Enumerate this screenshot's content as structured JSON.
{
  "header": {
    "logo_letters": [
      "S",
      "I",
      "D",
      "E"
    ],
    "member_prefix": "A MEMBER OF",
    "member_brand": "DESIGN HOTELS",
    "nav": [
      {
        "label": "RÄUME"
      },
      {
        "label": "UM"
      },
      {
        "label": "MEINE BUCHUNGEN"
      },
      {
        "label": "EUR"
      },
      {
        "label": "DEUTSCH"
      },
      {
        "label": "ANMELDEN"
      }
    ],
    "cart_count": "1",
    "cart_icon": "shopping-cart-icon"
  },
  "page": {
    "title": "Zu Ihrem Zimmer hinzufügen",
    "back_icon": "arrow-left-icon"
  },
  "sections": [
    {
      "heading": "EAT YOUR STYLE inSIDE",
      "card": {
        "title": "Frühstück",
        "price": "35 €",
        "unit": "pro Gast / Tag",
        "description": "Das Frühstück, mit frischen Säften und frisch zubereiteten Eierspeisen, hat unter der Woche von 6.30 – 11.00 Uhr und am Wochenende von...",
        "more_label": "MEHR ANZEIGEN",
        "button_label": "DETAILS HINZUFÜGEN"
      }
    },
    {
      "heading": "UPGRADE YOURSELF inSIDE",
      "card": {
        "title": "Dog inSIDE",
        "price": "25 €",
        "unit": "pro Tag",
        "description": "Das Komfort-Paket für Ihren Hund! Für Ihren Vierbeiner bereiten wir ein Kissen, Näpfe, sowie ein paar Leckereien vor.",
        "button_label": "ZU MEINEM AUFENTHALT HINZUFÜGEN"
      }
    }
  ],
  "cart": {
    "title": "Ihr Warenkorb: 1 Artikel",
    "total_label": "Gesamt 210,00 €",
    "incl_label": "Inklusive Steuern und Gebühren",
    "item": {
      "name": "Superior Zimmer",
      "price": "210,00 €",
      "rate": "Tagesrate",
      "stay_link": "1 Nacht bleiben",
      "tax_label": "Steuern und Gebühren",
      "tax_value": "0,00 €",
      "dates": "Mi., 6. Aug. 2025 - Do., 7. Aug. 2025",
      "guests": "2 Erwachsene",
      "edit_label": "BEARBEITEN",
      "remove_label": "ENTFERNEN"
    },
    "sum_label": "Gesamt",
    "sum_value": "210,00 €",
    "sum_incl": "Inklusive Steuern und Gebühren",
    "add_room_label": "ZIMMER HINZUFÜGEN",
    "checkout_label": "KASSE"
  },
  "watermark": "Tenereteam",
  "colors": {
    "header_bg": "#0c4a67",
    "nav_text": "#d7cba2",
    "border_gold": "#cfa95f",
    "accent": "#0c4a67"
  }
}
----------------
Generate an exact reproduction of all entries.

§ **FULL RESPONSE**:
Enumerate this screenshot's content as structured JSON.
{
  "header": {
    "logo_letters": [
      "S",
      "I",
      "D",
      "E"
    ],
    "member_prefix": "A MEMBER OF",
    "member_brand": "DESIGN HOTELS",
    "nav": [
      {
        "label": "RÄUME"
      },
      {
        "label": "UM"
      },
      {
        "label": "MEINE BUCHUNGEN"
      },
      {
        "label": "EUR"
      },
      {
        "label": "DEUTSCH"
      },
      {
        "label": "ANMELDEN"
      }
    ],
    "cart_count": "1",
    "cart_icon": "shopping-cart-icon"
  },
  "page": {
    "title": "Zu Ihrem Zimmer hinzufügen",
    "back_icon": "arrow-left-icon"
  },
  "sections": [
    {
      "heading": "EAT YOUR STYLE inSIDE",
      "card": {
        "title": "Frühstück",
        "price": "35 €",
        "unit": "pro Gast / Tag",
        "description": "Das Frühstück, mit frischen Säften und frisch zubereiteten Eierspeisen, hat unter der Woche von 6.30 – 11.00 Uhr und am Wochenende von...",
        "more_label": "MEHR ANZEIGEN",
        "button_label": "DETAILS HINZUFÜGEN"
      }
    },
    {
      "heading": "UPGRADE YOURSELF inSIDE",
      "card": {
        "title": "Dog inSIDE",
        "price": "25 €",
        "unit": "pro Tag",
        "description": "Das Komfort-Paket für Ihren Hund! Für Ihren Vierbeiner bereiten wir ein Kissen, Näpfe, sowie ein paar Leckereien vor.",
        "button_label": "ZU MEINEM AUFENTHALT HINZUFÜGEN"
      }
    }
  ],
  "cart": {
    "title": "Ihr Warenkorb: 1 Artikel",
    "total_label": "Gesamt 210,00 €",
    "incl_label": "Inklusive Steuern und Gebühren",
    "item": {
      "name": "Superior Zimmer",
      "price": "210,00 €",
      "rate": "Tagesrate",
      "stay_link": "1 Nacht bleiben",
      "tax_label": "Steuern und Gebühren",
      "tax_value": "0,00 €",
      "dates": "Mi., 6. Aug. 2025 - Do., 7. Aug. 2025",
      "guests": "2 Erwachsene",
      "edit_label": "BEARBEITEN",
      "remove_label": "ENTFERNEN"
    },
    "sum_label": "Gesamt",
    "sum_value": "210,00 €",
    "sum_incl": "Inklusive Steuern und Gebühren",
    "add_room_label": "ZIMMER HINZUFÜGEN",
    "checkout_label": "KASSE"
  },
  "watermark": "Tenereteam",
  "colors": {
    "header_bg": "#0c4a67",
    "nav_text": "#d7cba2",
    "border_gold": "#cfa95f",
    "accent": "#0c4a67"
  }
}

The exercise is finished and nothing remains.